[Items from a figure collection]
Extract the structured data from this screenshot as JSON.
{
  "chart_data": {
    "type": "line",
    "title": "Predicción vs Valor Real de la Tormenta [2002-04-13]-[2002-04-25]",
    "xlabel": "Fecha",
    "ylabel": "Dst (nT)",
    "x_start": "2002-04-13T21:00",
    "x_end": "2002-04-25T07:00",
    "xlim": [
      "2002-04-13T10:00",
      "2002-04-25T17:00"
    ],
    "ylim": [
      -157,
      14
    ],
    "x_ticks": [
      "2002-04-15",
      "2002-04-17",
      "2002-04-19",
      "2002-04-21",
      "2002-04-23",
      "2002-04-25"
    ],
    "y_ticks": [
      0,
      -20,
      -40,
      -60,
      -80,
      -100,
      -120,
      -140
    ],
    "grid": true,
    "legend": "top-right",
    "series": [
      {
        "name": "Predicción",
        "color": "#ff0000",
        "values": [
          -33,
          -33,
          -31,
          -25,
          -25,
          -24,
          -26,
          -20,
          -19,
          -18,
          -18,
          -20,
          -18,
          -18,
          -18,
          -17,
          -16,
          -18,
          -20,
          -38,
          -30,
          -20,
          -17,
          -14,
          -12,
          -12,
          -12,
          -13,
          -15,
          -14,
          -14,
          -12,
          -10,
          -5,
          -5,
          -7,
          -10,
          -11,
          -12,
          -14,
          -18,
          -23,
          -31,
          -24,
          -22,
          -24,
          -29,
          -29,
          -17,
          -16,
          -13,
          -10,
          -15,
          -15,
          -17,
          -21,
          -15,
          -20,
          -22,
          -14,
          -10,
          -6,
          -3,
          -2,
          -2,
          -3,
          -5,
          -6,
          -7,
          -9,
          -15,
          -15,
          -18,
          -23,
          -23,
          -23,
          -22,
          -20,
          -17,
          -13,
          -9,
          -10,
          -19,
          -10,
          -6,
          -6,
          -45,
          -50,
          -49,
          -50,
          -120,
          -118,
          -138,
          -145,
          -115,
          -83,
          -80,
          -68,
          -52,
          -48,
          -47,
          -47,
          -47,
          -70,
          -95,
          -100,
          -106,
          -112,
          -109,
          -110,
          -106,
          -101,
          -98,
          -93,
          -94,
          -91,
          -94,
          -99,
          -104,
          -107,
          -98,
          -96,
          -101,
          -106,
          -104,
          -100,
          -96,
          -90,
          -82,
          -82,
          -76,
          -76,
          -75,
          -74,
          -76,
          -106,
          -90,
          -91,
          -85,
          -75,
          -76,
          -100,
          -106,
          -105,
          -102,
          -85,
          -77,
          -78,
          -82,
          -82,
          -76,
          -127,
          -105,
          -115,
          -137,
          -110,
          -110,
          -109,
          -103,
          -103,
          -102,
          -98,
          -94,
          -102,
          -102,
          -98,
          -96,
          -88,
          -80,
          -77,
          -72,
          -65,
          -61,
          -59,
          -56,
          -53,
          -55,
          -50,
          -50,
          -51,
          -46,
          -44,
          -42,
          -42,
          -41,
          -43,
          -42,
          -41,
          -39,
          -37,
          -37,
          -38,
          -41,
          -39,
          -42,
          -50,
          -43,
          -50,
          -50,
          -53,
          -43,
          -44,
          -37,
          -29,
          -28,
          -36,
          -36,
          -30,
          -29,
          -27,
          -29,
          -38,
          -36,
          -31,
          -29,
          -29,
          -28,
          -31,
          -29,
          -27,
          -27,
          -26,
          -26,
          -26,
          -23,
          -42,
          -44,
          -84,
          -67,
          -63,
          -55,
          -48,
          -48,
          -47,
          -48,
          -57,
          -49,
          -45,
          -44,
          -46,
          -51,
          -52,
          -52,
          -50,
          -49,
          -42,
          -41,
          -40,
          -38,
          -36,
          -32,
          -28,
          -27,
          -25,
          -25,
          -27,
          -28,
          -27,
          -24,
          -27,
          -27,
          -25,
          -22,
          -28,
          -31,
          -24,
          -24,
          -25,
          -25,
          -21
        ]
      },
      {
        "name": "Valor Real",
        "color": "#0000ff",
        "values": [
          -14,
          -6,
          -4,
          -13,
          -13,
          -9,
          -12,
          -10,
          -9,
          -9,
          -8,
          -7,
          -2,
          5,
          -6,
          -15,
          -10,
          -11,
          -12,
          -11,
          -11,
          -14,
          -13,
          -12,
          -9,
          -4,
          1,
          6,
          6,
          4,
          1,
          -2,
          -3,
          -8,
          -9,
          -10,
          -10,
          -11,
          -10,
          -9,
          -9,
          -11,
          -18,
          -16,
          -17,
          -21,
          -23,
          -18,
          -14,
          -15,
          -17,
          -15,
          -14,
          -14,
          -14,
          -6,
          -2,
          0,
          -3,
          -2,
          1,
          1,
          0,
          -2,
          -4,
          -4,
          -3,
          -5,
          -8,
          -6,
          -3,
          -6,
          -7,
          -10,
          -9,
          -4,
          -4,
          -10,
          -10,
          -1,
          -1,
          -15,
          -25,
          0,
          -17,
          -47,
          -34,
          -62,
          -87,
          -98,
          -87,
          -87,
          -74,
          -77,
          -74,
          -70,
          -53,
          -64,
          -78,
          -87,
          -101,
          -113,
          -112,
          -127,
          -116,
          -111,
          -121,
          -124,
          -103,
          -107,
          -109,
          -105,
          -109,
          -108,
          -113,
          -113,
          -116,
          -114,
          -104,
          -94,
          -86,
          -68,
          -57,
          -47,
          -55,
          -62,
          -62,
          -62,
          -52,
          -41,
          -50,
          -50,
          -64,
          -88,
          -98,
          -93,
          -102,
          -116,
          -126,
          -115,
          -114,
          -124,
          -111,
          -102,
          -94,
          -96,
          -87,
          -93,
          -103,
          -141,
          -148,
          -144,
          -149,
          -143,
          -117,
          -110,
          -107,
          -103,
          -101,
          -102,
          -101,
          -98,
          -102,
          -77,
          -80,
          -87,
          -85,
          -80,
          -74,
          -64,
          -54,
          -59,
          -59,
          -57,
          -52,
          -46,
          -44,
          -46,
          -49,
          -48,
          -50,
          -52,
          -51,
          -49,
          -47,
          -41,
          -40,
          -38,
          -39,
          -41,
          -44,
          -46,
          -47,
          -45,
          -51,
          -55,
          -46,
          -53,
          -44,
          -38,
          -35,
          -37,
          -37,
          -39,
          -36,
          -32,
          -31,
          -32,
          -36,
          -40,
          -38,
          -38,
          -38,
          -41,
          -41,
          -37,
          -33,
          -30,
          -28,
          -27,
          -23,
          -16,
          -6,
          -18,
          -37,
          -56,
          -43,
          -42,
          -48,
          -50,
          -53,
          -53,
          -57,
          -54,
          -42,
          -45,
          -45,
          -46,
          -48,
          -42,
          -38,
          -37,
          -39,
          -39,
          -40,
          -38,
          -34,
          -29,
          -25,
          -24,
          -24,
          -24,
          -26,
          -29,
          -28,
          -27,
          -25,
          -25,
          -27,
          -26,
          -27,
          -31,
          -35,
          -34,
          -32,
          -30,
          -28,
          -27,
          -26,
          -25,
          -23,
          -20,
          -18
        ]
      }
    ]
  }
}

**To be done:**
Extract from the data every line where "Valor" shows up.

**The result:**
    "title": "Predicción vs Valor Real de la Tormenta [2002-04-13]-[2002-04-25]",
        "name": "Valor Real",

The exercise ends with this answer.